(STATED PROBLEM):
Beneath this instruction is a block of data; output from it exactly the lines that run from the one containing "Give me the" through the one containing "Convert this screenshot", inclusive.

(Saved data entries)

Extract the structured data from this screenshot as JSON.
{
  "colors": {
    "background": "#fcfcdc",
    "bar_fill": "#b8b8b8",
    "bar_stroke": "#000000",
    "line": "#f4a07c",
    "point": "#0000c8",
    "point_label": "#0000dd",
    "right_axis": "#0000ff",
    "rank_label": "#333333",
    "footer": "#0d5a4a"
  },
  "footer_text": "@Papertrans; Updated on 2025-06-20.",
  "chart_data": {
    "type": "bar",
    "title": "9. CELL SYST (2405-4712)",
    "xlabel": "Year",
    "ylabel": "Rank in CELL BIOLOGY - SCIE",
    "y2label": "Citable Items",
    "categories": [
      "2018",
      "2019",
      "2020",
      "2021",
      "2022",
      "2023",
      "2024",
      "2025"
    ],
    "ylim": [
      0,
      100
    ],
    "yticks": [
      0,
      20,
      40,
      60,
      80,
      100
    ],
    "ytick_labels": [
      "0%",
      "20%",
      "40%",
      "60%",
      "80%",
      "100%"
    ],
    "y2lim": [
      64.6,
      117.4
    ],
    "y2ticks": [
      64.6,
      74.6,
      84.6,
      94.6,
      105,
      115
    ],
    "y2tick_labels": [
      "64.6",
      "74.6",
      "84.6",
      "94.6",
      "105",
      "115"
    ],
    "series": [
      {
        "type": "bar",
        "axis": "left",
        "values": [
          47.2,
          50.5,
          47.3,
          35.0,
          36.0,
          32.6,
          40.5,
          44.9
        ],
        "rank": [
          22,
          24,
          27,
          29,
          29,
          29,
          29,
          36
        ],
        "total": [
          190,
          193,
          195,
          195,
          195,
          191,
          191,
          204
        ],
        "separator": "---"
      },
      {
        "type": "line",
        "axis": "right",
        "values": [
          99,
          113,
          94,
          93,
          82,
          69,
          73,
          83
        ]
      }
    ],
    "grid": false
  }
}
...
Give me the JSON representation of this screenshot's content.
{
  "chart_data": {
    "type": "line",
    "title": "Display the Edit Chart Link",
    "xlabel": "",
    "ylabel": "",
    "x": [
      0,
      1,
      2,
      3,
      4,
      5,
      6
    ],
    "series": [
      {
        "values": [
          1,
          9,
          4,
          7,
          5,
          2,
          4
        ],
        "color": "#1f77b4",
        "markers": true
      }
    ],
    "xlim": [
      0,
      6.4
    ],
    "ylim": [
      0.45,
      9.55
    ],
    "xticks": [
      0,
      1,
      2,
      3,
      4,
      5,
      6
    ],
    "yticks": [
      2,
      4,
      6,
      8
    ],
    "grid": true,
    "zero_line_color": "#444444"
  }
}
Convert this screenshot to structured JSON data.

(TASK OUTPUT):
Give me the JSON representation of this screenshot's content.
{
  "chart_data": {
    "type": "line",
    "title": "Display the Edit Chart Link",
    "xlabel": "",
    "ylabel": "",
    "x": [
      0,
      1,
      2,
      3,
      4,
      5,
      6
    ],
    "series": [
      {
        "values": [
          1,
          9,
          4,
          7,
          5,
          2,
          4
        ],
        "color": "#1f77b4",
        "markers": true
      }
    ],
    "xlim": [
      0,
      6.4
    ],
    "ylim": [
      0.45,
      9.55
    ],
    "xticks": [
      0,
      1,
      2,
      3,
      4,
      5,
      6
    ],
    "yticks": [
      2,
      4,
      6,
      8
    ],
    "grid": true,
    "zero_line_color": "#444444"
  }
}
Convert this screenshot to structured JSON data.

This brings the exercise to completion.